◆ **PROVIDED MATERIAL**
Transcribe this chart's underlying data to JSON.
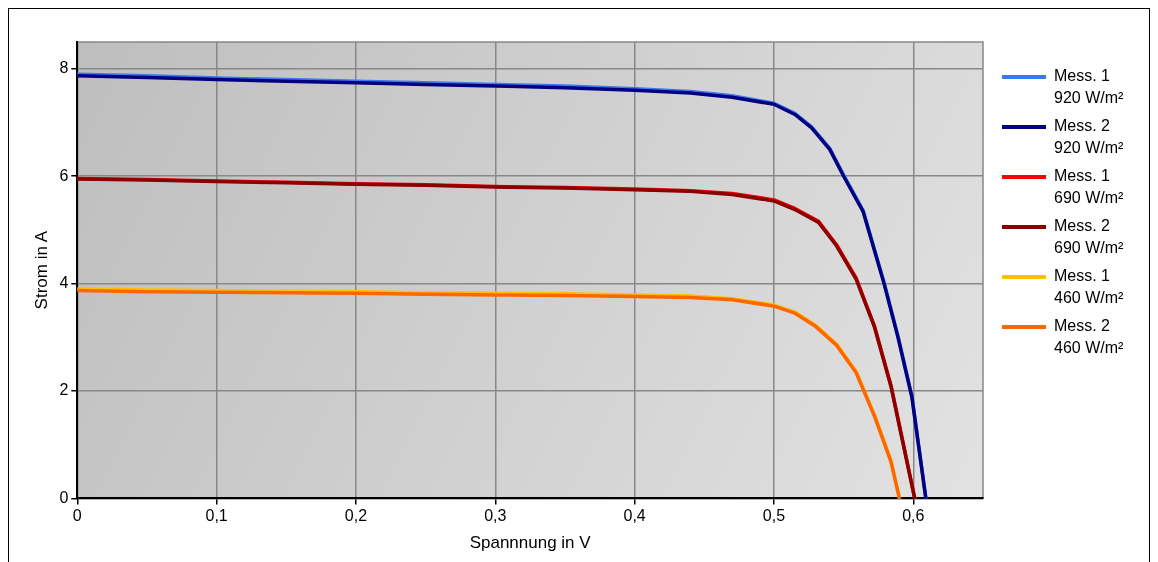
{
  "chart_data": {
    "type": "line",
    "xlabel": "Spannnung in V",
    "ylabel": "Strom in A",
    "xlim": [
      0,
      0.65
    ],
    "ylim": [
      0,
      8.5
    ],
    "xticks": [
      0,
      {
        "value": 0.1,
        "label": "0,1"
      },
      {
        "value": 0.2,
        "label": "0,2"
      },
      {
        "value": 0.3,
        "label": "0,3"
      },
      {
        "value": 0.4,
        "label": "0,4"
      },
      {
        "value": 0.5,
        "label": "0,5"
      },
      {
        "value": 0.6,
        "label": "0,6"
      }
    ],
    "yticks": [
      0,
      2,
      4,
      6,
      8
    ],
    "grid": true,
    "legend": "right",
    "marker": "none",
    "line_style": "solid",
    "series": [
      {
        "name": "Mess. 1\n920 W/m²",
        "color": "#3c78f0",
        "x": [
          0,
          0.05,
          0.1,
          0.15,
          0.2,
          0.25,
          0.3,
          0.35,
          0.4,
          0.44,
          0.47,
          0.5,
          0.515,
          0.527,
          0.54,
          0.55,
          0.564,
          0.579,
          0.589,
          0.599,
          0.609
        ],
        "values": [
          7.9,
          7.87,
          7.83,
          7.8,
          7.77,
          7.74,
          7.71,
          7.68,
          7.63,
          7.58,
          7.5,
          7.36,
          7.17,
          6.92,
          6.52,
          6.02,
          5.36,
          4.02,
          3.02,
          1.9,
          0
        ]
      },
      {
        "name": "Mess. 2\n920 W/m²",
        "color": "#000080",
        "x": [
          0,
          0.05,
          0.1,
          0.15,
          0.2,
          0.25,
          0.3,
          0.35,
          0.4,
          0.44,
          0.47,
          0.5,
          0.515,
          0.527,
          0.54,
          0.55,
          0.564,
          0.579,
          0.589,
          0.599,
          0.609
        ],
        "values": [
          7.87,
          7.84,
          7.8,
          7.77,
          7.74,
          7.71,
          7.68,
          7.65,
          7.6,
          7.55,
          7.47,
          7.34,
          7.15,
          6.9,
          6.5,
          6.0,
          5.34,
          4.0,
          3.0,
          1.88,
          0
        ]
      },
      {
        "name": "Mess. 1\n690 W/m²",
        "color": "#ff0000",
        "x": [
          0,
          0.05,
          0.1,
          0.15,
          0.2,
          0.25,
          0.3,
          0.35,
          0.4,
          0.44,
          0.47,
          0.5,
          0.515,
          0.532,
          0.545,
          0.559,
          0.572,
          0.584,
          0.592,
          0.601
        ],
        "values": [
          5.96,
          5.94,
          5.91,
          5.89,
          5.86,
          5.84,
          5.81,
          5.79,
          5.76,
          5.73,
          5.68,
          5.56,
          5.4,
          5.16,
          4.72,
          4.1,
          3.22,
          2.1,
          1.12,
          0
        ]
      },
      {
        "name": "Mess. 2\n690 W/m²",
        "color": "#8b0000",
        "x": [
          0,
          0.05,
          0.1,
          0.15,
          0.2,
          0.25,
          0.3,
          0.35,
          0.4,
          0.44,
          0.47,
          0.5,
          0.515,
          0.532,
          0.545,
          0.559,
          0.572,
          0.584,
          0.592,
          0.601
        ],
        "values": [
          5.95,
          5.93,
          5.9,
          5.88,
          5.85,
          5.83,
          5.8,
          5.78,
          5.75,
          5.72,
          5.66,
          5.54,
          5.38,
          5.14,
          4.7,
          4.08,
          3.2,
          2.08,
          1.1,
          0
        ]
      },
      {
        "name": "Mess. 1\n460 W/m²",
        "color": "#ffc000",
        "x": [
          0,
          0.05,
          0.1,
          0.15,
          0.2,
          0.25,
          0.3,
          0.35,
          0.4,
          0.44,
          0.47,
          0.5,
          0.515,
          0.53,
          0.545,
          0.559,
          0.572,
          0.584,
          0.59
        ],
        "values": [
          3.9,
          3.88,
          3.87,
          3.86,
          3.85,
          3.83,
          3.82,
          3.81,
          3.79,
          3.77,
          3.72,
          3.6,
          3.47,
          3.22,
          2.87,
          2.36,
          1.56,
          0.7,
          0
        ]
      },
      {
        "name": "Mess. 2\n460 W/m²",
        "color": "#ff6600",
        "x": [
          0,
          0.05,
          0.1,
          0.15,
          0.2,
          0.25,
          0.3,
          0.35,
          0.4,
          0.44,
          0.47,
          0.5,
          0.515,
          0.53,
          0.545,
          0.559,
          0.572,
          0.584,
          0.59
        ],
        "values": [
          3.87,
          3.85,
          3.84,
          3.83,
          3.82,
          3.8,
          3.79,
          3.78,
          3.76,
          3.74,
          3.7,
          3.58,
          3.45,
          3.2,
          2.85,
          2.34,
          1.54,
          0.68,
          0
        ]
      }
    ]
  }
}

==

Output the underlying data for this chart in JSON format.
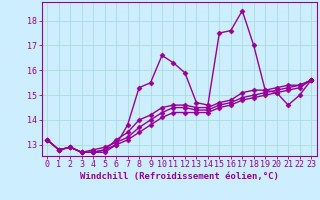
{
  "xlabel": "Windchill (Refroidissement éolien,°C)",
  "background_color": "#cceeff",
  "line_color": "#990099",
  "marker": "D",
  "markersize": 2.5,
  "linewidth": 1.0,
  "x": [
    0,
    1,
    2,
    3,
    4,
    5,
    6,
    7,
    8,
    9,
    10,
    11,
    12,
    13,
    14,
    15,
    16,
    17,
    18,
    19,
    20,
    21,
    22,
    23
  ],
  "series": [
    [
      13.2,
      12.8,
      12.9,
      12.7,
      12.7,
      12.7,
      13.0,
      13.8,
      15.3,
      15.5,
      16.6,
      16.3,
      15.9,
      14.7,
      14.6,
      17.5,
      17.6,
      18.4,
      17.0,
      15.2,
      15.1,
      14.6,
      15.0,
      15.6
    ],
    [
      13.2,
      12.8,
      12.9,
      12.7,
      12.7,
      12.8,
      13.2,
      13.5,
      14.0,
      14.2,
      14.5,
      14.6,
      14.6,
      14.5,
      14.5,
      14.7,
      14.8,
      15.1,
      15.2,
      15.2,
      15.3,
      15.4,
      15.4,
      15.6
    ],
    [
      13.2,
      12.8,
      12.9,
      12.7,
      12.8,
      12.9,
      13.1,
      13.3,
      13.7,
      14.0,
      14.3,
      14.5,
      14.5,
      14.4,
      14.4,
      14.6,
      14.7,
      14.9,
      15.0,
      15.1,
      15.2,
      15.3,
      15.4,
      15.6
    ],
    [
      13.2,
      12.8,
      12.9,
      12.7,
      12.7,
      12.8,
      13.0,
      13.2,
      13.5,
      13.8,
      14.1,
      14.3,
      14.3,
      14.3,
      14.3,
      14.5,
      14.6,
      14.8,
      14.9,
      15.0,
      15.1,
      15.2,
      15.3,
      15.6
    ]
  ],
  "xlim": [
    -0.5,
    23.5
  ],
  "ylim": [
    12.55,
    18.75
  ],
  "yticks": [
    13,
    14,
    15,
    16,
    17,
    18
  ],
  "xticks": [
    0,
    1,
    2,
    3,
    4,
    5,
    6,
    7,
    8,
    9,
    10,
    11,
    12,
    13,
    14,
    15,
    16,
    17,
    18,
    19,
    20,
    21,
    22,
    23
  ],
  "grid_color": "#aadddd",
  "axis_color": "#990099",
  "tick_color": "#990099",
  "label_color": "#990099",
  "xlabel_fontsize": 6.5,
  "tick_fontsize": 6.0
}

◆ **TASK PROMPT**
Using the listing above, show every line that includes the string "underlying".

◆ **PROBLEM SOLUTION**
Transcribe this chart's underlying data to JSON.
Output the underlying data for this chart in JSON format.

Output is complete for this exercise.